- **Exercise**: Copy, from the entries below, each line where the word "nPenjaringan" can be found.
* * * * *
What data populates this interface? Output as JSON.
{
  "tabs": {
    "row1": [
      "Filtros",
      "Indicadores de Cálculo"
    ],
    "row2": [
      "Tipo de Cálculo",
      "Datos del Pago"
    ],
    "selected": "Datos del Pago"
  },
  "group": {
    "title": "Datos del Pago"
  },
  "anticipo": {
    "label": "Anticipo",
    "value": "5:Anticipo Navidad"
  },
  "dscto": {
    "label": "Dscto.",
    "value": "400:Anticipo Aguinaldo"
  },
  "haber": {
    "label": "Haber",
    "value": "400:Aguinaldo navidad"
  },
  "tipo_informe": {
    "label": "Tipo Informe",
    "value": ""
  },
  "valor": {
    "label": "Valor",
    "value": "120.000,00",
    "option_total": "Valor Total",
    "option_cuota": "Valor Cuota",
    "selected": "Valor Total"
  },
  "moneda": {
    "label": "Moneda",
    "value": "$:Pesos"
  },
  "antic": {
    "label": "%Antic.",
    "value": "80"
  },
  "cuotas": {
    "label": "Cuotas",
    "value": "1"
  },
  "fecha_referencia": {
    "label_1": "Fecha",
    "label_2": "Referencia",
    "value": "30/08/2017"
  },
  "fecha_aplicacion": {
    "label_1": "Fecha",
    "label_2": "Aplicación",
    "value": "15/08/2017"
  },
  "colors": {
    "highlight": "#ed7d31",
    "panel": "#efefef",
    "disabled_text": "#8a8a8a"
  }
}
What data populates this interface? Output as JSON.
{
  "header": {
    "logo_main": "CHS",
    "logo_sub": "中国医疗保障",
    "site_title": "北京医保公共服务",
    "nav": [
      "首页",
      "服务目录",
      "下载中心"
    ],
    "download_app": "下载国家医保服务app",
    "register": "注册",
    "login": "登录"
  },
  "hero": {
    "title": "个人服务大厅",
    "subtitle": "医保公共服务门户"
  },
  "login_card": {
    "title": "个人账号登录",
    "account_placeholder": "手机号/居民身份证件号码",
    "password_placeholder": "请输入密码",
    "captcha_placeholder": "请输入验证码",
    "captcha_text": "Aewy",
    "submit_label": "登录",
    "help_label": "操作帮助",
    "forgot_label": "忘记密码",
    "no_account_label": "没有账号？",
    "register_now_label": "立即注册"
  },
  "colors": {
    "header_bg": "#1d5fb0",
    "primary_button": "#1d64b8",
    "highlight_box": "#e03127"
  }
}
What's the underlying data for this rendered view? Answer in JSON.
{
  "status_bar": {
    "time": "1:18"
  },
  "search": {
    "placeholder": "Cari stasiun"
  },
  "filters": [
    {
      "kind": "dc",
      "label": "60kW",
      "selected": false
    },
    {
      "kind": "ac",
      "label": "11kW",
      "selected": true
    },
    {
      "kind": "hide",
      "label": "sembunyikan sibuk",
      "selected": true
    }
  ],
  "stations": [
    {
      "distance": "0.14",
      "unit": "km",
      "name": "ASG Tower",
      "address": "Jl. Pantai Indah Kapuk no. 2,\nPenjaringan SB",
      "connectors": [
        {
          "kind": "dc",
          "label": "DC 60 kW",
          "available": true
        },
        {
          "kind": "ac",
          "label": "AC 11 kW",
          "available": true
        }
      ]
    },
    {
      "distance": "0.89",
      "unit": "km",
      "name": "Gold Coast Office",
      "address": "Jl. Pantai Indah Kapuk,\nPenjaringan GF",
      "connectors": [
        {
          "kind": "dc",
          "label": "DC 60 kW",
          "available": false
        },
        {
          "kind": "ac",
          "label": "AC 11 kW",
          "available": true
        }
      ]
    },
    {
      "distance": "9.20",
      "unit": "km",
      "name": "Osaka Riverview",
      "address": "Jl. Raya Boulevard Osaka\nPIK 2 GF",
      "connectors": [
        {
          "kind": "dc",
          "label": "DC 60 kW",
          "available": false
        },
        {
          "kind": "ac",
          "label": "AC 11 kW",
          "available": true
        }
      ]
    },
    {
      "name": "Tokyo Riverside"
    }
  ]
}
* * * * *
- **Exercise response**:
      "address": "Jl. Pantai Indah Kapuk no. 2,\nPenjaringan SB",
      "address": "Jl. Pantai Indah Kapuk,\nPenjaringan GF",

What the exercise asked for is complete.